Exercise prompt: Keep the images out and copy every entry below exactly.

* BEGIN *

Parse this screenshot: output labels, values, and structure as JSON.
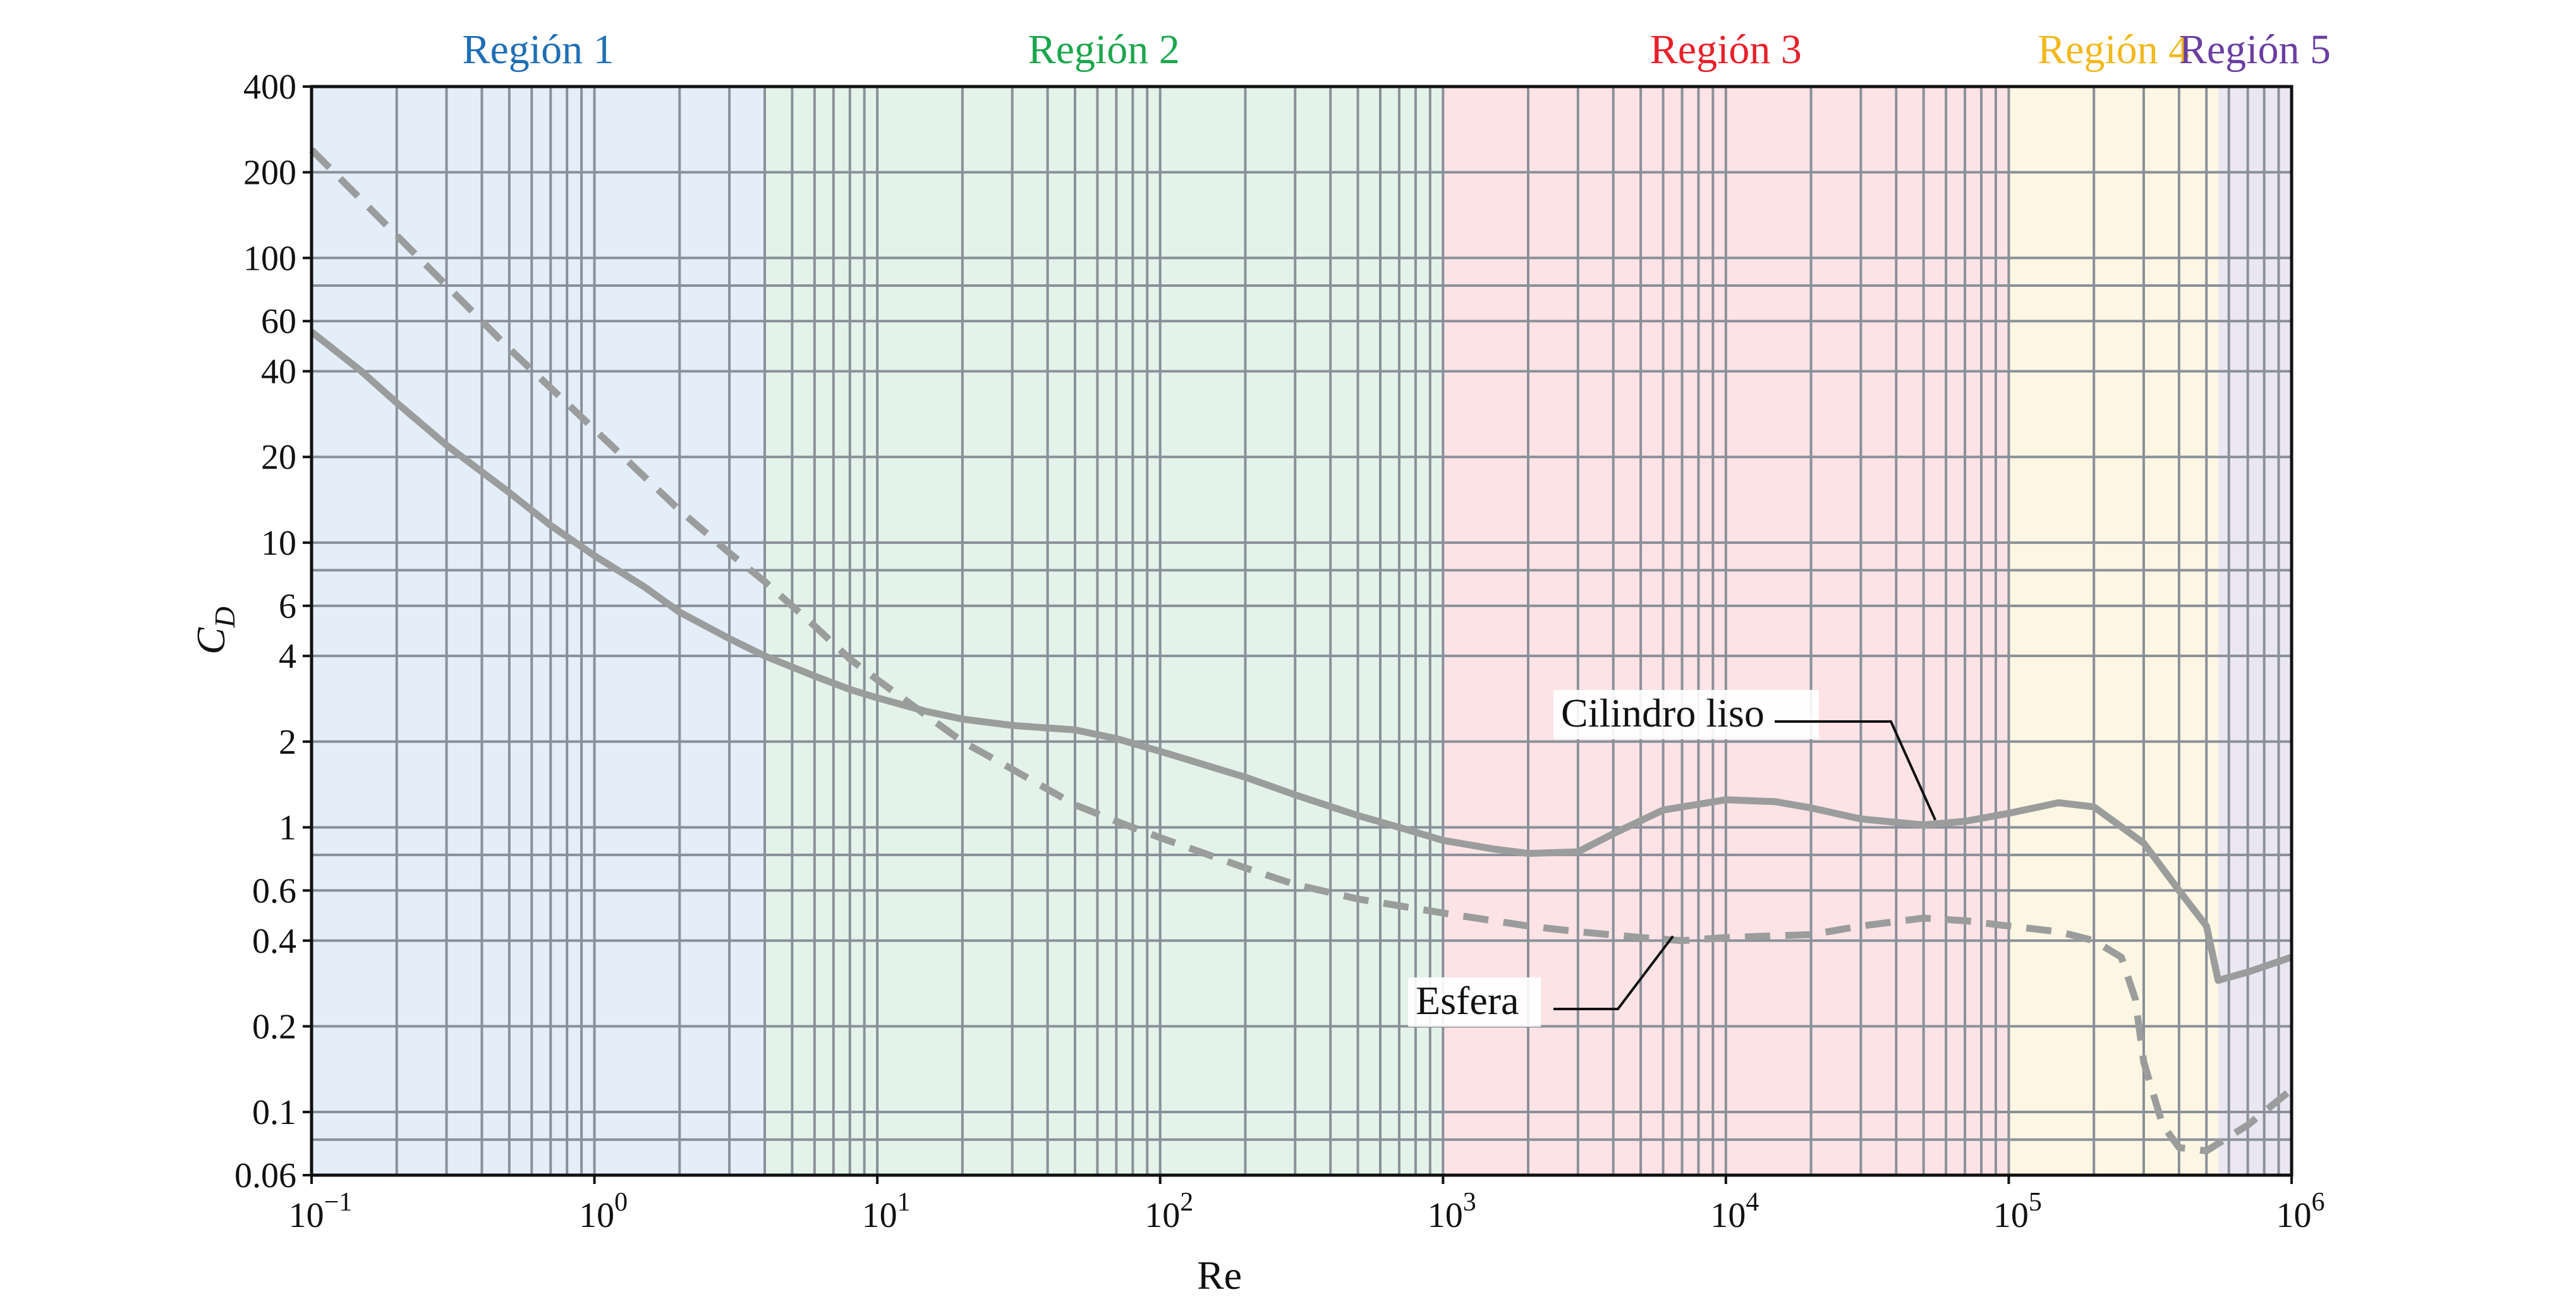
{
  "chart_data": {
    "type": "line",
    "x_scale": "log",
    "y_scale": "log",
    "xlabel": "Re",
    "ylabel": {
      "main": "C",
      "sub": "D"
    },
    "xlim": [
      0.1,
      1000000
    ],
    "ylim": [
      0.06,
      400
    ],
    "grid": true,
    "x_ticks": [
      {
        "value": 0.1,
        "base": "10",
        "exp": "−1"
      },
      {
        "value": 1,
        "base": "10",
        "exp": "0"
      },
      {
        "value": 10,
        "base": "10",
        "exp": "1"
      },
      {
        "value": 100,
        "base": "10",
        "exp": "2"
      },
      {
        "value": 1000,
        "base": "10",
        "exp": "3"
      },
      {
        "value": 10000,
        "base": "10",
        "exp": "4"
      },
      {
        "value": 100000,
        "base": "10",
        "exp": "5"
      },
      {
        "value": 1000000,
        "base": "10",
        "exp": "6"
      }
    ],
    "y_ticks": [
      {
        "value": 400,
        "label": "400"
      },
      {
        "value": 200,
        "label": "200"
      },
      {
        "value": 100,
        "label": "100"
      },
      {
        "value": 60,
        "label": "60"
      },
      {
        "value": 40,
        "label": "40"
      },
      {
        "value": 20,
        "label": "20"
      },
      {
        "value": 10,
        "label": "10"
      },
      {
        "value": 6,
        "label": "6"
      },
      {
        "value": 4,
        "label": "4"
      },
      {
        "value": 2,
        "label": "2"
      },
      {
        "value": 1,
        "label": "1"
      },
      {
        "value": 0.6,
        "label": "0.6"
      },
      {
        "value": 0.4,
        "label": "0.4"
      },
      {
        "value": 0.2,
        "label": "0.2"
      },
      {
        "value": 0.1,
        "label": "0.1"
      },
      {
        "value": 0.06,
        "label": "0.06"
      }
    ],
    "y_grid_values": [
      400,
      200,
      100,
      80,
      60,
      40,
      20,
      10,
      8,
      6,
      4,
      2,
      1,
      0.8,
      0.6,
      0.4,
      0.2,
      0.1,
      0.08,
      0.06
    ],
    "regions": [
      {
        "label": "Región 1",
        "from": 0.1,
        "to": 4,
        "fill": "#e4eef8",
        "text_color": "#1f6fb5"
      },
      {
        "label": "Región 2",
        "from": 4,
        "to": 1000,
        "fill": "#e3f3ea",
        "text_color": "#1da64e"
      },
      {
        "label": "Región 3",
        "from": 1000,
        "to": 100000,
        "fill": "#fde3e6",
        "text_color": "#e8202a"
      },
      {
        "label": "Región 4",
        "from": 100000,
        "to": 550000,
        "fill": "#fdf6e3",
        "text_color": "#f2b81d"
      },
      {
        "label": "Región 5",
        "from": 550000,
        "to": 1000000,
        "fill": "#ebe7f2",
        "text_color": "#6a3fa0"
      }
    ],
    "series": [
      {
        "name": "Cilindro liso",
        "style": "solid",
        "color": "#9a9d9c",
        "points": [
          [
            0.1,
            55
          ],
          [
            0.15,
            40
          ],
          [
            0.2,
            31
          ],
          [
            0.3,
            22
          ],
          [
            0.5,
            15
          ],
          [
            0.7,
            11.5
          ],
          [
            1,
            9
          ],
          [
            1.5,
            7
          ],
          [
            2,
            5.7
          ],
          [
            3,
            4.6
          ],
          [
            4,
            4
          ],
          [
            6,
            3.4
          ],
          [
            8,
            3.05
          ],
          [
            10,
            2.85
          ],
          [
            15,
            2.55
          ],
          [
            20,
            2.4
          ],
          [
            30,
            2.28
          ],
          [
            50,
            2.2
          ],
          [
            70,
            2.05
          ],
          [
            100,
            1.85
          ],
          [
            200,
            1.5
          ],
          [
            300,
            1.3
          ],
          [
            500,
            1.1
          ],
          [
            700,
            1.0
          ],
          [
            1000,
            0.9
          ],
          [
            1500,
            0.84
          ],
          [
            2000,
            0.81
          ],
          [
            3000,
            0.82
          ],
          [
            4000,
            0.95
          ],
          [
            6000,
            1.15
          ],
          [
            10000,
            1.25
          ],
          [
            15000,
            1.23
          ],
          [
            20000,
            1.17
          ],
          [
            30000,
            1.07
          ],
          [
            50000,
            1.02
          ],
          [
            70000,
            1.05
          ],
          [
            100000,
            1.12
          ],
          [
            150000,
            1.22
          ],
          [
            200000,
            1.18
          ],
          [
            300000,
            0.88
          ],
          [
            400000,
            0.6
          ],
          [
            500000,
            0.45
          ],
          [
            550000,
            0.29
          ],
          [
            700000,
            0.31
          ],
          [
            1000000,
            0.35
          ]
        ]
      },
      {
        "name": "Esfera",
        "style": "dashed",
        "color": "#9a9d9c",
        "points": [
          [
            0.1,
            240
          ],
          [
            0.2,
            120
          ],
          [
            0.3,
            80
          ],
          [
            0.5,
            48
          ],
          [
            1,
            25
          ],
          [
            2,
            13
          ],
          [
            3,
            9.2
          ],
          [
            4,
            7.3
          ],
          [
            6,
            5.1
          ],
          [
            8,
            3.9
          ],
          [
            10,
            3.3
          ],
          [
            20,
            2.0
          ],
          [
            30,
            1.6
          ],
          [
            50,
            1.2
          ],
          [
            70,
            1.05
          ],
          [
            100,
            0.92
          ],
          [
            200,
            0.72
          ],
          [
            300,
            0.63
          ],
          [
            500,
            0.56
          ],
          [
            700,
            0.53
          ],
          [
            1000,
            0.5
          ],
          [
            2000,
            0.45
          ],
          [
            3000,
            0.43
          ],
          [
            5000,
            0.41
          ],
          [
            7000,
            0.4
          ],
          [
            10000,
            0.41
          ],
          [
            20000,
            0.42
          ],
          [
            30000,
            0.45
          ],
          [
            50000,
            0.48
          ],
          [
            70000,
            0.47
          ],
          [
            100000,
            0.45
          ],
          [
            150000,
            0.43
          ],
          [
            200000,
            0.4
          ],
          [
            250000,
            0.35
          ],
          [
            280000,
            0.25
          ],
          [
            300000,
            0.15
          ],
          [
            350000,
            0.09
          ],
          [
            400000,
            0.075
          ],
          [
            500000,
            0.073
          ],
          [
            700000,
            0.09
          ],
          [
            1000000,
            0.12
          ]
        ]
      }
    ],
    "annotations": [
      {
        "text": "Cilindro liso",
        "series": "Cilindro liso"
      },
      {
        "text": "Esfera",
        "series": "Esfera"
      }
    ]
  }
}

* END *

Answer to the task:
Parse this screenshot: output labels, values, and structure as JSON.
{
  "chart_data": {
    "type": "line",
    "x_scale": "log",
    "y_scale": "log",
    "xlabel": "Re",
    "ylabel": {
      "main": "C",
      "sub": "D"
    },
    "xlim": [
      0.1,
      1000000
    ],
    "ylim": [
      0.06,
      400
    ],
    "grid": true,
    "x_ticks": [
      {
        "value": 0.1,
        "base": "10",
        "exp": "−1"
      },
      {
        "value": 1,
        "base": "10",
        "exp": "0"
      },
      {
        "value": 10,
        "base": "10",
        "exp": "1"
      },
      {
        "value": 100,
        "base": "10",
        "exp": "2"
      },
      {
        "value": 1000,
        "base": "10",
        "exp": "3"
      },
      {
        "value": 10000,
        "base": "10",
        "exp": "4"
      },
      {
        "value": 100000,
        "base": "10",
        "exp": "5"
      },
      {
        "value": 1000000,
        "base": "10",
        "exp": "6"
      }
    ],
    "y_ticks": [
      {
        "value": 400,
        "label": "400"
      },
      {
        "value": 200,
        "label": "200"
      },
      {
        "value": 100,
        "label": "100"
      },
      {
        "value": 60,
        "label": "60"
      },
      {
        "value": 40,
        "label": "40"
      },
      {
        "value": 20,
        "label": "20"
      },
      {
        "value": 10,
        "label": "10"
      },
      {
        "value": 6,
        "label": "6"
      },
      {
        "value": 4,
        "label": "4"
      },
      {
        "value": 2,
        "label": "2"
      },
      {
        "value": 1,
        "label": "1"
      },
      {
        "value": 0.6,
        "label": "0.6"
      },
      {
        "value": 0.4,
        "label": "0.4"
      },
      {
        "value": 0.2,
        "label": "0.2"
      },
      {
        "value": 0.1,
        "label": "0.1"
      },
      {
        "value": 0.06,
        "label": "0.06"
      }
    ],
    "y_grid_values": [
      400,
      200,
      100,
      80,
      60,
      40,
      20,
      10,
      8,
      6,
      4,
      2,
      1,
      0.8,
      0.6,
      0.4,
      0.2,
      0.1,
      0.08,
      0.06
    ],
    "regions": [
      {
        "label": "Región 1",
        "from": 0.1,
        "to": 4,
        "fill": "#e4eef8",
        "text_color": "#1f6fb5"
      },
      {
        "label": "Región 2",
        "from": 4,
        "to": 1000,
        "fill": "#e3f3ea",
        "text_color": "#1da64e"
      },
      {
        "label": "Región 3",
        "from": 1000,
        "to": 100000,
        "fill": "#fde3e6",
        "text_color": "#e8202a"
      },
      {
        "label": "Región 4",
        "from": 100000,
        "to": 550000,
        "fill": "#fdf6e3",
        "text_color": "#f2b81d"
      },
      {
        "label": "Región 5",
        "from": 550000,
        "to": 1000000,
        "fill": "#ebe7f2",
        "text_color": "#6a3fa0"
      }
    ],
    "series": [
      {
        "name": "Cilindro liso",
        "style": "solid",
        "color": "#9a9d9c",
        "points": [
          [
            0.1,
            55
          ],
          [
            0.15,
            40
          ],
          [
            0.2,
            31
          ],
          [
            0.3,
            22
          ],
          [
            0.5,
            15
          ],
          [
            0.7,
            11.5
          ],
          [
            1,
            9
          ],
          [
            1.5,
            7
          ],
          [
            2,
            5.7
          ],
          [
            3,
            4.6
          ],
          [
            4,
            4
          ],
          [
            6,
            3.4
          ],
          [
            8,
            3.05
          ],
          [
            10,
            2.85
          ],
          [
            15,
            2.55
          ],
          [
            20,
            2.4
          ],
          [
            30,
            2.28
          ],
          [
            50,
            2.2
          ],
          [
            70,
            2.05
          ],
          [
            100,
            1.85
          ],
          [
            200,
            1.5
          ],
          [
            300,
            1.3
          ],
          [
            500,
            1.1
          ],
          [
            700,
            1.0
          ],
          [
            1000,
            0.9
          ],
          [
            1500,
            0.84
          ],
          [
            2000,
            0.81
          ],
          [
            3000,
            0.82
          ],
          [
            4000,
            0.95
          ],
          [
            6000,
            1.15
          ],
          [
            10000,
            1.25
          ],
          [
            15000,
            1.23
          ],
          [
            20000,
            1.17
          ],
          [
            30000,
            1.07
          ],
          [
            50000,
            1.02
          ],
          [
            70000,
            1.05
          ],
          [
            100000,
            1.12
          ],
          [
            150000,
            1.22
          ],
          [
            200000,
            1.18
          ],
          [
            300000,
            0.88
          ],
          [
            400000,
            0.6
          ],
          [
            500000,
            0.45
          ],
          [
            550000,
            0.29
          ],
          [
            700000,
            0.31
          ],
          [
            1000000,
            0.35
          ]
        ]
      },
      {
        "name": "Esfera",
        "style": "dashed",
        "color": "#9a9d9c",
        "points": [
          [
            0.1,
            240
          ],
          [
            0.2,
            120
          ],
          [
            0.3,
            80
          ],
          [
            0.5,
            48
          ],
          [
            1,
            25
          ],
          [
            2,
            13
          ],
          [
            3,
            9.2
          ],
          [
            4,
            7.3
          ],
          [
            6,
            5.1
          ],
          [
            8,
            3.9
          ],
          [
            10,
            3.3
          ],
          [
            20,
            2.0
          ],
          [
            30,
            1.6
          ],
          [
            50,
            1.2
          ],
          [
            70,
            1.05
          ],
          [
            100,
            0.92
          ],
          [
            200,
            0.72
          ],
          [
            300,
            0.63
          ],
          [
            500,
            0.56
          ],
          [
            700,
            0.53
          ],
          [
            1000,
            0.5
          ],
          [
            2000,
            0.45
          ],
          [
            3000,
            0.43
          ],
          [
            5000,
            0.41
          ],
          [
            7000,
            0.4
          ],
          [
            10000,
            0.41
          ],
          [
            20000,
            0.42
          ],
          [
            30000,
            0.45
          ],
          [
            50000,
            0.48
          ],
          [
            70000,
            0.47
          ],
          [
            100000,
            0.45
          ],
          [
            150000,
            0.43
          ],
          [
            200000,
            0.4
          ],
          [
            250000,
            0.35
          ],
          [
            280000,
            0.25
          ],
          [
            300000,
            0.15
          ],
          [
            350000,
            0.09
          ],
          [
            400000,
            0.075
          ],
          [
            500000,
            0.073
          ],
          [
            700000,
            0.09
          ],
          [
            1000000,
            0.12
          ]
        ]
      }
    ],
    "annotations": [
      {
        "text": "Cilindro liso",
        "series": "Cilindro liso"
      },
      {
        "text": "Esfera",
        "series": "Esfera"
      }
    ]
  }
}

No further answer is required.